Consegna: Trascrivi il testo sul kali-yuga cominciando dalle parole "L’esame del volto" e fermandoti dopo "Tantra, p. 21).", sostituendo "distacco" con "abbandono".

Testo fornito:
::::::
L’esame del volto dell’età ultima, dell’«età oscura» o kali-yuga, porta alla constatazione […] che l’uomo di questa età è ormai strettamente connesso col corpo, egli non può prescindere da esso; pertanto, la via che gli si addice non è quella del puro distacco (come nel buddhismo delle origini e in molte varietà dello stesso Yoga) bensì quella della conoscenza, del risveglio e del dominio delle energie segrete chiuse nel corpo (Julius Evola; Lo Yoga della Potenza. Saggio sui Tantra, p. 21).
[Nel kali-yuga] Kâlî, dormiente nelle precedenti età, «è completamente sveglia» […]; […] con questo simbolismo s’intende significare che nell’età ultima forze elementari, infere e, se si vuole, anche abissali sono allo stato libero e si tratta di assumerle, di affrontarle, di correre l’avventura che la formula cinese «cavalcare la tigre» forse esprime nel modo più pregnante […]. Da qui, i riti e le pratiche speciali di quello che è stato chiamato il tantrismo della Mano Sinistra, ola Viadella Mano Sinistra (vâmâcâra), che nell’insieme della corrente in quistione, malgrado alcuni aspetti abbastanza problematici (orgiasmo, uso del sesso, ecc.), è una delle sue forme più interessanti. Viene pertanto dichiarato […] che, data la situazione del kali-yuga, insegnamenti che in precedenza erano stati tenuti segreti possono essere rivelati in assai diversa misura, anche se si mette in guardia dal pericolo che possono costituire per i non iniziati. Da qui […] l’affiorare, nel tantrismo, di insegnamenti esoterici e iniziatici (Julius Evola; Lo Yoga della Potenza. Saggio sui Tantra, pp. 21-22).
::::::
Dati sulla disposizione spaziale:
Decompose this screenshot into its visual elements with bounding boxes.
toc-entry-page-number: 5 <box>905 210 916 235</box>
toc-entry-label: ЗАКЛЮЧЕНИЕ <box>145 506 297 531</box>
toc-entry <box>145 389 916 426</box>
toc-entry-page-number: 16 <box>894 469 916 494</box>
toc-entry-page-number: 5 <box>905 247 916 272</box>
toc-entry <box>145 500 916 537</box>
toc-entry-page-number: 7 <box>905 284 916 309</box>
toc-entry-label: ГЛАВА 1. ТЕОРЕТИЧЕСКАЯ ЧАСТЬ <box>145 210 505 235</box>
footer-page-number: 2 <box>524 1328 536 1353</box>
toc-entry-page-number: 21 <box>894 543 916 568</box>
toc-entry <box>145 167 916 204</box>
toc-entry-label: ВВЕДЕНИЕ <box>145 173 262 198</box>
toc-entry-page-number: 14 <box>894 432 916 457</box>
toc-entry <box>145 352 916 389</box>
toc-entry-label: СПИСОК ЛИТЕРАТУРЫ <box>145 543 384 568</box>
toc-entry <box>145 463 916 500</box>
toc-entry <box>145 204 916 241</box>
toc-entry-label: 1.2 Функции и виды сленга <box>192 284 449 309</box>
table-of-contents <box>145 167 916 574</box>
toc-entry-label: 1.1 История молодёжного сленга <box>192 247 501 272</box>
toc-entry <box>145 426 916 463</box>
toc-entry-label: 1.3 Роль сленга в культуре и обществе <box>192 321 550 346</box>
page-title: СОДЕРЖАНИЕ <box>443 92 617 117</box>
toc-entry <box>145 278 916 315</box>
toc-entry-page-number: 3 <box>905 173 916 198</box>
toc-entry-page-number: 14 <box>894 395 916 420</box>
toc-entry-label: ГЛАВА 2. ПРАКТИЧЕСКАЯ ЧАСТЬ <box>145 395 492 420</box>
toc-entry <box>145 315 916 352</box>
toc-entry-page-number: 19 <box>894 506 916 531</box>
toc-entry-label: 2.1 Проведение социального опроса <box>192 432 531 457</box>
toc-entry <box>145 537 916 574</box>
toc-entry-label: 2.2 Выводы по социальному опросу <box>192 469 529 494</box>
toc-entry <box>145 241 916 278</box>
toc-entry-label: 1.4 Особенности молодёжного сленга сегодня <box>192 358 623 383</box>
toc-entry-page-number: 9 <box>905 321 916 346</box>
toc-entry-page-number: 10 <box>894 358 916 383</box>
::::::
Svolgimento:
L’esame del volto dell’età ultima, dell’«età oscura» o kali-yuga, porta alla constatazione […] che l’uomo di questa età è ormai strettamente connesso col corpo, egli non può prescindere da esso; pertanto, la via che gli si addice non è quella del puro abbandono (come nel buddhismo delle origini e in molte varietà dello stesso Yoga) bensì quella della conoscenza, del risveglio e del dominio delle energie segrete chiuse nel corpo (Julius Evola; Lo Yoga della Potenza. Saggio sui Tantra, p. 21).